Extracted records
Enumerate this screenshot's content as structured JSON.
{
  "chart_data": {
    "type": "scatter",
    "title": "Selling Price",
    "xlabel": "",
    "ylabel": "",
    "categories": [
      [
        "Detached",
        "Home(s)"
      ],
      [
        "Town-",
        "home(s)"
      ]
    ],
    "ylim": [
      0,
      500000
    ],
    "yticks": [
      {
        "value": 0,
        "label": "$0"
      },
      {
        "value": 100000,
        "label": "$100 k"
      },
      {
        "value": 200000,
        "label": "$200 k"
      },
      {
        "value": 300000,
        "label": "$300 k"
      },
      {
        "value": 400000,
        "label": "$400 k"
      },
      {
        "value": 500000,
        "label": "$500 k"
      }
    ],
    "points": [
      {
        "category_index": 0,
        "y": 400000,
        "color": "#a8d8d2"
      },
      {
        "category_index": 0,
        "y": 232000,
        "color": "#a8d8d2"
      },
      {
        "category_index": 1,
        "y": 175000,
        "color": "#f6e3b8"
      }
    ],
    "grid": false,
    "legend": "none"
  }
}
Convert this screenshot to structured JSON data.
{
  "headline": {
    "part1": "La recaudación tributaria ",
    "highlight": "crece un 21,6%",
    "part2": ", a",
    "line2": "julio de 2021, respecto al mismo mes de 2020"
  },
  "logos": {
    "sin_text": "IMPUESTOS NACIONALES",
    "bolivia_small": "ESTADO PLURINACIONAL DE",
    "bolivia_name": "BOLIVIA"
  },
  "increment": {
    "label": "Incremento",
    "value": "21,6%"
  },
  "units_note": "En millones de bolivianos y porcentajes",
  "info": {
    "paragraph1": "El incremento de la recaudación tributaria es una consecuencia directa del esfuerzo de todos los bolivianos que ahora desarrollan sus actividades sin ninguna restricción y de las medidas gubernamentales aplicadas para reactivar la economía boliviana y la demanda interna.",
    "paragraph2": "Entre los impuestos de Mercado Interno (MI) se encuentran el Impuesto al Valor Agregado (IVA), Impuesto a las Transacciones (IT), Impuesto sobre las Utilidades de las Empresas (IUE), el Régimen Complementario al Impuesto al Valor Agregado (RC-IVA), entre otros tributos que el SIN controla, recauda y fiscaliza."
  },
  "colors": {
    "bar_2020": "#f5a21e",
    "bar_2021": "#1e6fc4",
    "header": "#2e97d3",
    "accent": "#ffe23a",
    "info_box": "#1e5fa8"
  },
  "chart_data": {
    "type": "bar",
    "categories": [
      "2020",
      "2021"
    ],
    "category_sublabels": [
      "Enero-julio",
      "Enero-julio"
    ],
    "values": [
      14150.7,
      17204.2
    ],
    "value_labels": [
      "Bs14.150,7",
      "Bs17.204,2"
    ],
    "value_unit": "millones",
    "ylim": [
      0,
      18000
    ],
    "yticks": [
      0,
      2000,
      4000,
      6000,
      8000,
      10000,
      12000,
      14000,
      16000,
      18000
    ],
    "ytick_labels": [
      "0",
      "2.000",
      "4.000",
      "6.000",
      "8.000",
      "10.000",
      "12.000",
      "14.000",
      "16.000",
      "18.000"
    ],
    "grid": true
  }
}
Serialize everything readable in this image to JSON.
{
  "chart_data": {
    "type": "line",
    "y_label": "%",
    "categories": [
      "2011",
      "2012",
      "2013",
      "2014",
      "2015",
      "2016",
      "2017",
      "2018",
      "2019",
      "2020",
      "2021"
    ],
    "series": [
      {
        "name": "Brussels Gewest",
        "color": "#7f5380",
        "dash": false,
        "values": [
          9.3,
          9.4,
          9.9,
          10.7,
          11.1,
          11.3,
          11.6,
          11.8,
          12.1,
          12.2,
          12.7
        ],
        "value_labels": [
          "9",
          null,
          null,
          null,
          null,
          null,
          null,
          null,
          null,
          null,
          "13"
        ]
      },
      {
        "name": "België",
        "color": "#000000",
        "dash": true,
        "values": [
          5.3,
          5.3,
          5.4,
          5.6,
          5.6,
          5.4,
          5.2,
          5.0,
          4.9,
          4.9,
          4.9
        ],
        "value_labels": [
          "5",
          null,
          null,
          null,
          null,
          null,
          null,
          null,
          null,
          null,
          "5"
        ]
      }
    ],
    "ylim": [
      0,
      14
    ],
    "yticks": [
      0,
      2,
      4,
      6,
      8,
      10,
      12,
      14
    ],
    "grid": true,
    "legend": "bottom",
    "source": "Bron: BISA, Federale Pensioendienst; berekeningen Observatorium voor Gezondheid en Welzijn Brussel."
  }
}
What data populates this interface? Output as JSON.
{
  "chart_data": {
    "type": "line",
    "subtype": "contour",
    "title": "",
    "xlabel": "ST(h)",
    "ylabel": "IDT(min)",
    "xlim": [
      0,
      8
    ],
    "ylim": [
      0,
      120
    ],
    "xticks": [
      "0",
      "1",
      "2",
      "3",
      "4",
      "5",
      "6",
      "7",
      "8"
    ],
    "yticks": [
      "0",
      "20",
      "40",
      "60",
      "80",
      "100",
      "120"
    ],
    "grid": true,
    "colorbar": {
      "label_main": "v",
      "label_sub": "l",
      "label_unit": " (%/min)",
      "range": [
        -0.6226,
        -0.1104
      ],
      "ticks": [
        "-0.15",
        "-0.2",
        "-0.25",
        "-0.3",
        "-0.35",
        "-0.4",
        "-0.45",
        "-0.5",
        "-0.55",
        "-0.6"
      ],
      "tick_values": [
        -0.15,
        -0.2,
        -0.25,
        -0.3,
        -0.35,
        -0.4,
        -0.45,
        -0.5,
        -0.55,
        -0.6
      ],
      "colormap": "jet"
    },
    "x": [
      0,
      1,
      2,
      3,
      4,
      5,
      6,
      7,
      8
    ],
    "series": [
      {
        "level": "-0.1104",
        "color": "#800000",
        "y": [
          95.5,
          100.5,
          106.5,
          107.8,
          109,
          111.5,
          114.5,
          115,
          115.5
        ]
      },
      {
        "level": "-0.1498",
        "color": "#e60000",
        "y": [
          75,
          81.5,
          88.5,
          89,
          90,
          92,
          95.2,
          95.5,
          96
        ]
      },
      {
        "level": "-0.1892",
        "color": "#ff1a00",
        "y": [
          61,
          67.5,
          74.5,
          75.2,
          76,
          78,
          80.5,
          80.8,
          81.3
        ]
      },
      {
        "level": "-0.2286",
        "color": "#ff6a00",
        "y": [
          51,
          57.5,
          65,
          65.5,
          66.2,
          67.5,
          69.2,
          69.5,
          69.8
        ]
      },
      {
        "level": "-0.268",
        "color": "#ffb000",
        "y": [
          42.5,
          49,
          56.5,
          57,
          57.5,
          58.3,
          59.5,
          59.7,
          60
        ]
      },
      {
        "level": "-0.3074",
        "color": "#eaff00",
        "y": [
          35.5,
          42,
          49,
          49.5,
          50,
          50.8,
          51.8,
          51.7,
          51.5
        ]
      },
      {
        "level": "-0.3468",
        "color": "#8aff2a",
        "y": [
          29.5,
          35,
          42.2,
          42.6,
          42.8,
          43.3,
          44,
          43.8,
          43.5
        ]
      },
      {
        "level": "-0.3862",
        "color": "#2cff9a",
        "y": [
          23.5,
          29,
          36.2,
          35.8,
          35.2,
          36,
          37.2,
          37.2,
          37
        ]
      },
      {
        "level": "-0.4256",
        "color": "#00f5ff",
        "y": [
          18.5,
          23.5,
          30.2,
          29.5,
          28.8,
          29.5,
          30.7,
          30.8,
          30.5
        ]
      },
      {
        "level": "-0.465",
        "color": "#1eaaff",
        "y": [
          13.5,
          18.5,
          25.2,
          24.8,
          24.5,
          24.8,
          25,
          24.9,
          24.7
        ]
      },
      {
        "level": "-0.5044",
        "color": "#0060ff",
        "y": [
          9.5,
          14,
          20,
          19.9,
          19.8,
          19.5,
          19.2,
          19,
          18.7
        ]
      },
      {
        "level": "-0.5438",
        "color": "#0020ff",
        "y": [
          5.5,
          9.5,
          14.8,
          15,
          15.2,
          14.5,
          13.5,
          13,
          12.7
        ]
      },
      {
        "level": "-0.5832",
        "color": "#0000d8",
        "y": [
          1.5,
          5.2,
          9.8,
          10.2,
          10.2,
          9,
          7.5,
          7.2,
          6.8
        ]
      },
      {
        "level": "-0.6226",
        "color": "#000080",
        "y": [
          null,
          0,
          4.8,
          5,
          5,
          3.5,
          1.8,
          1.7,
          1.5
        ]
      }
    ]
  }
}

Given problem
Copy each line containing the word "bolivianos" from the data.

Output below
  "units_note": "En millones de bolivianos y porcentajes",
    "paragraph1": "El incremento de la recaudación tributaria es una consecuencia directa del esfuerzo de todos los bolivianos que ahora desarrollan sus actividades sin ninguna restricción y de las medidas gubernamentales aplicadas para reactivar la economía boliviana y la demanda interna.",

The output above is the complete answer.